Task objective> The records below must be retyped exactly.

┏━━

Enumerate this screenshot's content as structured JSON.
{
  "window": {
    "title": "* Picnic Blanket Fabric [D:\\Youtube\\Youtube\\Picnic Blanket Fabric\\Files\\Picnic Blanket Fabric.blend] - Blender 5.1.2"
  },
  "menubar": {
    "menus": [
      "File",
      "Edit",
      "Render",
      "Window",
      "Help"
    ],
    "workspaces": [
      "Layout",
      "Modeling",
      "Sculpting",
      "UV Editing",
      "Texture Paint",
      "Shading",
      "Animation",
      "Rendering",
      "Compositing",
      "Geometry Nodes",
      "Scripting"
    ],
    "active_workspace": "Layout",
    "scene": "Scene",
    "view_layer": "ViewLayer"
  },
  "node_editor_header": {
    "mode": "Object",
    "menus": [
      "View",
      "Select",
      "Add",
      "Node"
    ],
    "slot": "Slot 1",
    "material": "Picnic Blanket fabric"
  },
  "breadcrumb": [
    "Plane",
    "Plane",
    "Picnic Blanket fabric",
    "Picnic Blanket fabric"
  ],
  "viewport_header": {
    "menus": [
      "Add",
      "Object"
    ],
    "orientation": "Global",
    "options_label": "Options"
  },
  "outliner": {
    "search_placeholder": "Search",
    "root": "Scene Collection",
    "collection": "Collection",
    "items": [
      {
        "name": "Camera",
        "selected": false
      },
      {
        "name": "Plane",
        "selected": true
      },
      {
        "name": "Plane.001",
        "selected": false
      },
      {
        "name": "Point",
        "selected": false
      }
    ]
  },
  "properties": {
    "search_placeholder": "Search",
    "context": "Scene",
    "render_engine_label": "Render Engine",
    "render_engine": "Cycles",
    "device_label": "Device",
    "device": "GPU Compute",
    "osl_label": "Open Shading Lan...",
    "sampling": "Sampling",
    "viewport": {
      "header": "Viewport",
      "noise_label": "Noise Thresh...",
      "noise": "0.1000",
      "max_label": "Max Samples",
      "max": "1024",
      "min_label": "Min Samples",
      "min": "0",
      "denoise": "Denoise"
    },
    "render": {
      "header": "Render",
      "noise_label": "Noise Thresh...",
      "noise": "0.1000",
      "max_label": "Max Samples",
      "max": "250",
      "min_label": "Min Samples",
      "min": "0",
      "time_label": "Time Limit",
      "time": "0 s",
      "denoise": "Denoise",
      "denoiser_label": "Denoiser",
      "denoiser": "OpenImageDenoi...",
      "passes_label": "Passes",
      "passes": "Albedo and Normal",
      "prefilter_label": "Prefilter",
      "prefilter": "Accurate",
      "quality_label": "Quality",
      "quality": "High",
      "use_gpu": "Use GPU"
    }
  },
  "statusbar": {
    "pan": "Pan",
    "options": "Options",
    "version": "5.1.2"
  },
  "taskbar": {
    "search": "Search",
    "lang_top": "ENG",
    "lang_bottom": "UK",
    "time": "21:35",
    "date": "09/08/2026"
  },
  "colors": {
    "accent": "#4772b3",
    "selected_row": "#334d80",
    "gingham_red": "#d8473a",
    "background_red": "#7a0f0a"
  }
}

┗━━

Answer to the exercise>
Enumerate this screenshot's content as structured JSON.
{
  "window": {
    "title": "* Picnic Blanket Fabric [D:\\Youtube\\Youtube\\Picnic Blanket Fabric\\Files\\Picnic Blanket Fabric.blend] - Blender 5.1.2"
  },
  "menubar": {
    "menus": [
      "File",
      "Edit",
      "Render",
      "Window",
      "Help"
    ],
    "workspaces": [
      "Layout",
      "Modeling",
      "Sculpting",
      "UV Editing",
      "Texture Paint",
      "Shading",
      "Animation",
      "Rendering",
      "Compositing",
      "Geometry Nodes",
      "Scripting"
    ],
    "active_workspace": "Layout",
    "scene": "Scene",
    "view_layer": "ViewLayer"
  },
  "node_editor_header": {
    "mode": "Object",
    "menus": [
      "View",
      "Select",
      "Add",
      "Node"
    ],
    "slot": "Slot 1",
    "material": "Picnic Blanket fabric"
  },
  "breadcrumb": [
    "Plane",
    "Plane",
    "Picnic Blanket fabric",
    "Picnic Blanket fabric"
  ],
  "viewport_header": {
    "menus": [
      "Add",
      "Object"
    ],
    "orientation": "Global",
    "options_label": "Options"
  },
  "outliner": {
    "search_placeholder": "Search",
    "root": "Scene Collection",
    "collection": "Collection",
    "items": [
      {
        "name": "Camera",
        "selected": false
      },
      {
        "name": "Plane",
        "selected": true
      },
      {
        "name": "Plane.001",
        "selected": false
      },
      {
        "name": "Point",
        "selected": false
      }
    ]
  },
  "properties": {
    "search_placeholder": "Search",
    "context": "Scene",
    "render_engine_label": "Render Engine",
    "render_engine": "Cycles",
    "device_label": "Device",
    "device": "GPU Compute",
    "osl_label": "Open Shading Lan...",
    "sampling": "Sampling",
    "viewport": {
      "header": "Viewport",
      "noise_label": "Noise Thresh...",
      "noise": "0.1000",
      "max_label": "Max Samples",
      "max": "1024",
      "min_label": "Min Samples",
      "min": "0",
      "denoise": "Denoise"
    },
    "render": {
      "header": "Render",
      "noise_label": "Noise Thresh...",
      "noise": "0.1000",
      "max_label": "Max Samples",
      "max": "250",
      "min_label": "Min Samples",
      "min": "0",
      "time_label": "Time Limit",
      "time": "0 s",
      "denoise": "Denoise",
      "denoiser_label": "Denoiser",
      "denoiser": "OpenImageDenoi...",
      "passes_label": "Passes",
      "passes": "Albedo and Normal",
      "prefilter_label": "Prefilter",
      "prefilter": "Accurate",
      "quality_label": "Quality",
      "quality": "High",
      "use_gpu": "Use GPU"
    }
  },
  "statusbar": {
    "pan": "Pan",
    "options": "Options",
    "version": "5.1.2"
  },
  "taskbar": {
    "search": "Search",
    "lang_top": "ENG",
    "lang_bottom": "UK",
    "time": "21:35",
    "date": "09/08/2026"
  },
  "colors": {
    "accent": "#4772b3",
    "selected_row": "#334d80",
    "gingham_red": "#d8473a",
    "background_red": "#7a0f0a"
  }
}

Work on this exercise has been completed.